**Текст для чтения**
┌────────
Приближенные царя, напротив, использовали подготовку царской свадьбы для того, чтобы повлиять на царский выбор и обеспечить себе в будущем преимущество при дворе. Сохранившийся в архиве Тайного приказа список невест подтверждает ведущую роль Артамона Матвеева, давно выступавшего распорядителем в самых разнообразных делах и царских поручениях. Например, трудно чем-то другим, кроме родственных отношений Матвеева с его отчимом думным дьяком Алмазом Ивановым, объяснить появление в «Росписи невест» уже 30 ноября имен обеих внучек «печатника Алмаза Ивановича» – Анны и Анастасии (дочерей сводного брата Артамона Матвеева, то есть его племянниц). Первые привезенные к смотру невесты, дочери служилых людей Капитолина Викентьева, Анна Кобылина, Марфа Апрелева, жили в домах голов московских стрельцов – Ивана Жидовинова, Ивана Мещеринова и Юрия Лутохина. Но среди ближайших приближенных и заинтересованных лиц, с самого начала знавших о планах женитьбы царя Алексея Михайловича, были и другие люди. В первый же день была записана к смотру Евдокия, дочь Льва Ляпунова: учитывая родство Волынских и Ляпуновых, здесь можно видеть особенный интерес давнего царского приближенного окольничего Василия Семеновича Волынского. Клан князей Долгоруких имел свою претендентку – Анну, дочь князя Григория Долгорукого. Мало известно имя Авдотьи Беляевой, в самый последний момент появившейся на смотре невест «в Верху»: на нее царь тоже обращал свое внимание, как и на Нарышкину. Отец Авдотьи служил в Вологде, а дела в Москве вел ее родной дядя Иван Шихарев, обращавшийся к посредничеству чудовского архимандрита и принятый в домах членов Думы. Позднее Иван Шихарев (Жихарев), несмотря на несчастливые обстоятельства появления его племянницы при дворе (об этом речь впереди), даже поступил на службу во двор князя Якова Никитича Одоевского.

Впрочем, ориентироваться только на фамилии претенденток, изучая «предвыборную борьбу» почти семидесяти невест и их родственников, – дело неблагодарное, какой-либо «системы» отбора не заметно. Придворные пытались собрать самых лучших из тех, кто мог понравиться царю Алексею Михайловичу, обращая внимание даже на самых неродовитых претенденток, не имевших заметных покровителей при дворе. Только этим можно объяснить появление в списке Федоры – дочери истопничего (младшего дворцового служителя) Ивана Протопопова. Даже осведомленные современники до последнего терялись в догадках относительно «фавориток» царского выбора: например, голландский посланник Николас Гейнс писал на родину 11 января 1670 года: «Так как продолжительная болезнь старшего сына царского, царевича Алексея Алексеевича, со дня на день увеличивается, может быть, в непродолжительном времени она будет иметь прискорбное окончание. Его царское величество сильно горюет, и намерение его вступить в брак, вероятно, по сей причине все откладывается. До сих пор наверное нельзя узнать, на кого особенно может пасть выбор царя»{671}.
└────────
**Фрагмент набора данных**
┌────────
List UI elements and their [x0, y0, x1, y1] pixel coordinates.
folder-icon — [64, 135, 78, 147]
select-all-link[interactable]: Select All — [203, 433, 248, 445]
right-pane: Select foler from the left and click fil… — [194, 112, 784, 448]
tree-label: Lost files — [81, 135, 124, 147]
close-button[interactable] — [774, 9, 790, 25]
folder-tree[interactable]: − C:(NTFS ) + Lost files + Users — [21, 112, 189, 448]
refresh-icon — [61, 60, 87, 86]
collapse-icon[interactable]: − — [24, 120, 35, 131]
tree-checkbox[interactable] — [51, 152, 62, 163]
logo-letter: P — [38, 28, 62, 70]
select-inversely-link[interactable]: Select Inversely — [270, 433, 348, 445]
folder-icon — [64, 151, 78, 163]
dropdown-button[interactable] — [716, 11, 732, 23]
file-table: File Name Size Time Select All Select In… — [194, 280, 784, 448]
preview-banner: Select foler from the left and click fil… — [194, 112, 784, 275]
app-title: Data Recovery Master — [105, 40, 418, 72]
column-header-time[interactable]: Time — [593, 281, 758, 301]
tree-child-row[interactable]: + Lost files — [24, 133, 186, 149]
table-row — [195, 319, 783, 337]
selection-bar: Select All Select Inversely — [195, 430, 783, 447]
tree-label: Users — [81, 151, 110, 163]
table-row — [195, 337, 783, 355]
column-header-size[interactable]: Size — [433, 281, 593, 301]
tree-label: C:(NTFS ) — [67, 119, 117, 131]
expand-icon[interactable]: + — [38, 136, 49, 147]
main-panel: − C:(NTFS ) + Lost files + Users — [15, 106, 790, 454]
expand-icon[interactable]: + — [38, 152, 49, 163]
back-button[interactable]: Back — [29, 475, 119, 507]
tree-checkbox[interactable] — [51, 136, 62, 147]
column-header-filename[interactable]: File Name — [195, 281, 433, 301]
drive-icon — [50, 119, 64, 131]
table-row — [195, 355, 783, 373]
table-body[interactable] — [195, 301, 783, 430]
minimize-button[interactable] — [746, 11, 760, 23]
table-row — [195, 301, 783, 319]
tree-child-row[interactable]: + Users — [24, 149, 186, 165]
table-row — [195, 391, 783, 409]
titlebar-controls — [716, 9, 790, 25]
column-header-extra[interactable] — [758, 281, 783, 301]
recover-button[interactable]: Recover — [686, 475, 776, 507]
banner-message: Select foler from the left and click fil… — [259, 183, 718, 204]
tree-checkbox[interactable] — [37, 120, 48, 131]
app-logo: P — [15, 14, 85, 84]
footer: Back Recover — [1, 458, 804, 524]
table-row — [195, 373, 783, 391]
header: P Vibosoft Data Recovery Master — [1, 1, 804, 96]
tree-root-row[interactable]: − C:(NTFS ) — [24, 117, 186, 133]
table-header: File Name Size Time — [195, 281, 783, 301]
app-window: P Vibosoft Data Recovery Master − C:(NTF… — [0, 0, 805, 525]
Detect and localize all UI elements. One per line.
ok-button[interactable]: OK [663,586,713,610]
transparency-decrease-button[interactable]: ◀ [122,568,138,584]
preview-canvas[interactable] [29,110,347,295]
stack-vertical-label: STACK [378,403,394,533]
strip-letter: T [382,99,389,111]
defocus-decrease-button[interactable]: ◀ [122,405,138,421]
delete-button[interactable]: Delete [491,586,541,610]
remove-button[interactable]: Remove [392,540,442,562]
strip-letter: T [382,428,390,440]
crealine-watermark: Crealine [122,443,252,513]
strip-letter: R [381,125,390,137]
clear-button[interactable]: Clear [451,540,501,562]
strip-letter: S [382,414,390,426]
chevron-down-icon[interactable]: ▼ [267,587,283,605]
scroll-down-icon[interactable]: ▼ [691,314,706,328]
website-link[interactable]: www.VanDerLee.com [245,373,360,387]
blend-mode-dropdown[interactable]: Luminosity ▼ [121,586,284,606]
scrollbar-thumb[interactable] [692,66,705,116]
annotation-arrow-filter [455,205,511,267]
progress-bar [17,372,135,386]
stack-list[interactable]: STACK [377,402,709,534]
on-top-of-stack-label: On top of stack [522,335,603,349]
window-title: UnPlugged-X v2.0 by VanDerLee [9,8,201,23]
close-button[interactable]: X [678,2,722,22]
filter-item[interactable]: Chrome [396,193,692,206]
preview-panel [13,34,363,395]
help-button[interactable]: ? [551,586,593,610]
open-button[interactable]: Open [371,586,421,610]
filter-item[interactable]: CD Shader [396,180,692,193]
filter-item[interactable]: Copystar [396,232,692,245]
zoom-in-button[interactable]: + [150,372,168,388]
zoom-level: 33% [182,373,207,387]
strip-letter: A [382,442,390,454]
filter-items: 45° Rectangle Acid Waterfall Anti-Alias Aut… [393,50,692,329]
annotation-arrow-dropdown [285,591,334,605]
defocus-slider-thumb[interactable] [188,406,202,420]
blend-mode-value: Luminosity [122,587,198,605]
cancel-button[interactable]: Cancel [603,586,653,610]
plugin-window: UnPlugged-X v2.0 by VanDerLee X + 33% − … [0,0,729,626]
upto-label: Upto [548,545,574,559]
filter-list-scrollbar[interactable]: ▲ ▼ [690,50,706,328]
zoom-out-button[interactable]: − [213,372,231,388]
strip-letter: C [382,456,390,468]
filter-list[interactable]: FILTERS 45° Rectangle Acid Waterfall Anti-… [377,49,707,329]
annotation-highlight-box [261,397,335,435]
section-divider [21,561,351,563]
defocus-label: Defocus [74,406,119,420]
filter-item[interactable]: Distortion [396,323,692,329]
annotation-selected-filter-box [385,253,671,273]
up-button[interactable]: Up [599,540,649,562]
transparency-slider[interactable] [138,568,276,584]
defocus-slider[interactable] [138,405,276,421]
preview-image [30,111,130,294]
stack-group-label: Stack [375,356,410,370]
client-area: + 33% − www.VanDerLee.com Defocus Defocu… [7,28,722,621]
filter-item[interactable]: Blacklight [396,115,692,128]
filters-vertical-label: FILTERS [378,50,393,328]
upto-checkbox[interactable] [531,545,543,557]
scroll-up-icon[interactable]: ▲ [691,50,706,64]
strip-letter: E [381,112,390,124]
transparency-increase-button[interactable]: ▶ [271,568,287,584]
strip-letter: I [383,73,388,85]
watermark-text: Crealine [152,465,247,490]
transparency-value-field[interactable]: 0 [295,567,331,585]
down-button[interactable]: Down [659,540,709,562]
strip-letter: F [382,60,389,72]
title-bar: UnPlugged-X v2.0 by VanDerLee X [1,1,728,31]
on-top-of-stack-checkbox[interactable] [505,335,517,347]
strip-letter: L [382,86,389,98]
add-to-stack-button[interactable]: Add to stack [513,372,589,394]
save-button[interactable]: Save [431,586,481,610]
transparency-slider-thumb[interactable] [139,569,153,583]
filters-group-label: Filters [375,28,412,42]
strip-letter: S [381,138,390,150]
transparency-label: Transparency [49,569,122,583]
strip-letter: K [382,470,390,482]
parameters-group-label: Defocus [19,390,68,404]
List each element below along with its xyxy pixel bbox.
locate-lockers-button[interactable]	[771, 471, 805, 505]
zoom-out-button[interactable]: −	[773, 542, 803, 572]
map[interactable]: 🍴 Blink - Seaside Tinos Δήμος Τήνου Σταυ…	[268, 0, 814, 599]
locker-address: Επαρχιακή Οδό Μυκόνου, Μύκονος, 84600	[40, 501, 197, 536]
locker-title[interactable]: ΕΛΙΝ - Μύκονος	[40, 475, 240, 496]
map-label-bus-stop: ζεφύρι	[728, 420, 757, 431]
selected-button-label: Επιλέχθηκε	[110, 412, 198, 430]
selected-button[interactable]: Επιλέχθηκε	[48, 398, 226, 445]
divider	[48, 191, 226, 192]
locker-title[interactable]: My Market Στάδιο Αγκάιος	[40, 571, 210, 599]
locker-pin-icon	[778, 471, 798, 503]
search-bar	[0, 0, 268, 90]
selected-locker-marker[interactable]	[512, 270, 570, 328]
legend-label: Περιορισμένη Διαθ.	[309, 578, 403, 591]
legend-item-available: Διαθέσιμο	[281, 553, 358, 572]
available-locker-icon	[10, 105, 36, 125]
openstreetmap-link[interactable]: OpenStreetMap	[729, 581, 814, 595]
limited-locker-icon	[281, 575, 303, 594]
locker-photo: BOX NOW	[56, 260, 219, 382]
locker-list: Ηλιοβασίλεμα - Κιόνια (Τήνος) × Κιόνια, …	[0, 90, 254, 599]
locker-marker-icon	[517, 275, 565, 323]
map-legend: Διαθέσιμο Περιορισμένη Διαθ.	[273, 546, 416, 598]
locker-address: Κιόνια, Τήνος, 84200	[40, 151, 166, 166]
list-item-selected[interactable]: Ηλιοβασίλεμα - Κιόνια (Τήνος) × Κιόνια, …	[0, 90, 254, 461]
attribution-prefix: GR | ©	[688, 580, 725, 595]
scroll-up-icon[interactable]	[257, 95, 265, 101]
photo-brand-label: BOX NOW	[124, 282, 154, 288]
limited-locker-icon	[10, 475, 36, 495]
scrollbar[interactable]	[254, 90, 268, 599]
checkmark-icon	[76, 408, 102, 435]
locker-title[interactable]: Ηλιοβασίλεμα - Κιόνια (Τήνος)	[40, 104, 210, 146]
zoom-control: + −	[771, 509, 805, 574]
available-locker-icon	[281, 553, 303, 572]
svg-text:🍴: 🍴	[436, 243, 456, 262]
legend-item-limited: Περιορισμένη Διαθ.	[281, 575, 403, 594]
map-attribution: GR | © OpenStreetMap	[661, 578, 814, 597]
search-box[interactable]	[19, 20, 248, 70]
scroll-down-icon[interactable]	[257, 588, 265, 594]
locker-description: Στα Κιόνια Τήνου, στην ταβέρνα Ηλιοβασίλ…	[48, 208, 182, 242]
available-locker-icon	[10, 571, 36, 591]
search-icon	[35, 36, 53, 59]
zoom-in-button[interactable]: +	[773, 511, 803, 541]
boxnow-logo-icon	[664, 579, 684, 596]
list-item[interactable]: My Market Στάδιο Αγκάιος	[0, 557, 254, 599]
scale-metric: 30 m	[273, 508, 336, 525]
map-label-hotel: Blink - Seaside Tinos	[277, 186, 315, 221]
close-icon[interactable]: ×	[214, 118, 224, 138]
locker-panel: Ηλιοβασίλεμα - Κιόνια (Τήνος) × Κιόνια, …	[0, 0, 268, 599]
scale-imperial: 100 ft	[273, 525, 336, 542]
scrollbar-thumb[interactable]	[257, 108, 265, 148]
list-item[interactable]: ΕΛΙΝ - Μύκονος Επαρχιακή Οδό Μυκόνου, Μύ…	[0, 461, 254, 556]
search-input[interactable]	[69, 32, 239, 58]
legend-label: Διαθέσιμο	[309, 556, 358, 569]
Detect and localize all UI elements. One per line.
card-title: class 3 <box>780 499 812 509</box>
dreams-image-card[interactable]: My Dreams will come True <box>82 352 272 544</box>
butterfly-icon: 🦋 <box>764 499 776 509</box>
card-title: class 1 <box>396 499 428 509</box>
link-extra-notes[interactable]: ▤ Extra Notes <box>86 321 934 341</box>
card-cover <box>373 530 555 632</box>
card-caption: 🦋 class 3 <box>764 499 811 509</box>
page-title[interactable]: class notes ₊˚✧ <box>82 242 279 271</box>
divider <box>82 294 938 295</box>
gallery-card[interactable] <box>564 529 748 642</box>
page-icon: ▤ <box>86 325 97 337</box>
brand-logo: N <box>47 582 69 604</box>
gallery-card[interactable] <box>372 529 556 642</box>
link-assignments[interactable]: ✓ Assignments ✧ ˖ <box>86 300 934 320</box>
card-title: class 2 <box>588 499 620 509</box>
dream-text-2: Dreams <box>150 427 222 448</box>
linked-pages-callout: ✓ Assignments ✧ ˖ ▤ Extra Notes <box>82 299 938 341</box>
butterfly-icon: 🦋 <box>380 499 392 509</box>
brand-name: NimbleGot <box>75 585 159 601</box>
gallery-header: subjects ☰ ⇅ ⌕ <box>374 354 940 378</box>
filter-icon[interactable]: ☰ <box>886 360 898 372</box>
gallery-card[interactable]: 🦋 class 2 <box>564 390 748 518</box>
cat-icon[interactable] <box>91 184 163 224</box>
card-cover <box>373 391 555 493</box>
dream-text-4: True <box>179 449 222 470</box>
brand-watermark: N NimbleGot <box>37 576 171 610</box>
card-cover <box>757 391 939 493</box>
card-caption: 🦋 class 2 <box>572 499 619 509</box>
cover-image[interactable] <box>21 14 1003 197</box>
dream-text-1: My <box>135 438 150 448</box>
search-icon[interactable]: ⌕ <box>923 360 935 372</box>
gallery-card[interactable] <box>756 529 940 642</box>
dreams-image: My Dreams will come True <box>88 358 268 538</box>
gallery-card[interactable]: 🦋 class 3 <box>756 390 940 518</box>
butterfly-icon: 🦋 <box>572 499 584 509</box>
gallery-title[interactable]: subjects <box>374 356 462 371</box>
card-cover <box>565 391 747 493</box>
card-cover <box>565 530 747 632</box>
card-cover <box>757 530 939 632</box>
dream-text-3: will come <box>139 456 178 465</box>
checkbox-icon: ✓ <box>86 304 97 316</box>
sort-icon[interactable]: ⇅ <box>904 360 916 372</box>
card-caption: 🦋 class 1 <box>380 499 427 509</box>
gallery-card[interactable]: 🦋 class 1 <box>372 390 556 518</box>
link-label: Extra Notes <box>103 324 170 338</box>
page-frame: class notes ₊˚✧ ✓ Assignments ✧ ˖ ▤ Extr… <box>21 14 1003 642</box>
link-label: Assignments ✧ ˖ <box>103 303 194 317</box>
└────────
**Задание**
Напишите продолжение текста о смотре невест царя Алексея Михайловича, начиная сразу после его последнего предложения.

**Ответ**
В это время все дела с выбором царской невесты были остановлены. В понедельник 17 января 1670 года случилось непоправимое – старший сын и наследник царя Алексея Михайловича умер «в шестом часу того дни». Хотя за время долгой болезни царевича отец мог приготовиться к мысли о его уходе, примириться с потерей и полным крахом неосуществившихся надежд на обновление царства было трудно, если вообще возможно. Траурный ритуал при дворе был уже привычен, его подробности сохранились в «Церемониале» погребения, повторяющем то, что известно из описания похорон царевича Симеона Алексеевича. Царь Алексей Михайлович снова был одет в «смирное» платье, а внешнее отличие было одно: тело и гроб царевича Алексея Алексеевича были покрыты «объярью серебряной», а не «золотой», как у царевича Симеона. Царь отдал для погребения умершего сына и наследника «свое» место с левой стороны от могилы отца – царя Михаила Федоровича. Около гроба царевича также дневали и ночевали бояре и окольничие до окончания «четыредесятницы» 26 февраля, после чего царь, отслужив панихиду по царевичу, приказал их «свести»{672}. Воспитатель царевича и еще один верный слуга окольничий Федор Михайлович Ртищев попросил разрешения царя уйти в монастырь, видимо, виня себя в том, что «не уберег» царевича{673}.